--- begin ---
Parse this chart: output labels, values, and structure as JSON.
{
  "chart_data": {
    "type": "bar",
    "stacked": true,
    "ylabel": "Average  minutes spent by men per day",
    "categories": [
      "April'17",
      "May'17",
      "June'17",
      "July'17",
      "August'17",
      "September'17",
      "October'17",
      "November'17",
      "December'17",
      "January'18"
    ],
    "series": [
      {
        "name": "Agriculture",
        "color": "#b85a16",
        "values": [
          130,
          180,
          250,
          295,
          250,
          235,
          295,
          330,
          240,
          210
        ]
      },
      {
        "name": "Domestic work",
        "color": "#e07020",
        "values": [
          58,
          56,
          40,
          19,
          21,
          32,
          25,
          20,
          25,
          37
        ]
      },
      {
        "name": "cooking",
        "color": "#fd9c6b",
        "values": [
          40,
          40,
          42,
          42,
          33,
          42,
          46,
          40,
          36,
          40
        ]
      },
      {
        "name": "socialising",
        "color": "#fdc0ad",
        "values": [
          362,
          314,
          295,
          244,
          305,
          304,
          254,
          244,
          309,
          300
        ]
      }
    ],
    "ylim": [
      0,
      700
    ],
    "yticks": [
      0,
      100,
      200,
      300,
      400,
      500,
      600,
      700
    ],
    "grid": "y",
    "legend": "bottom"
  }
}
--- end ---
* _Task to carry out_
Please give back all of the records exactly as written.

* _Solution for this exercise_
Parse this chart: output labels, values, and structure as JSON.
{
  "chart_data": {
    "type": "bar",
    "stacked": true,
    "ylabel": "Average  minutes spent by men per day",
    "categories": [
      "April'17",
      "May'17",
      "June'17",
      "July'17",
      "August'17",
      "September'17",
      "October'17",
      "November'17",
      "December'17",
      "January'18"
    ],
    "series": [
      {
        "name": "Agriculture",
        "color": "#b85a16",
        "values": [
          130,
          180,
          250,
          295,
          250,
          235,
          295,
          330,
          240,
          210
        ]
      },
      {
        "name": "Domestic work",
        "color": "#e07020",
        "values": [
          58,
          56,
          40,
          19,
          21,
          32,
          25,
          20,
          25,
          37
        ]
      },
      {
        "name": "cooking",
        "color": "#fd9c6b",
        "values": [
          40,
          40,
          42,
          42,
          33,
          42,
          46,
          40,
          36,
          40
        ]
      },
      {
        "name": "socialising",
        "color": "#fdc0ad",
        "values": [
          362,
          314,
          295,
          244,
          305,
          304,
          254,
          244,
          309,
          300
        ]
      }
    ],
    "ylim": [
      0,
      700
    ],
    "yticks": [
      0,
      100,
      200,
      300,
      400,
      500,
      600,
      700
    ],
    "grid": "y",
    "legend": "bottom"
  }
}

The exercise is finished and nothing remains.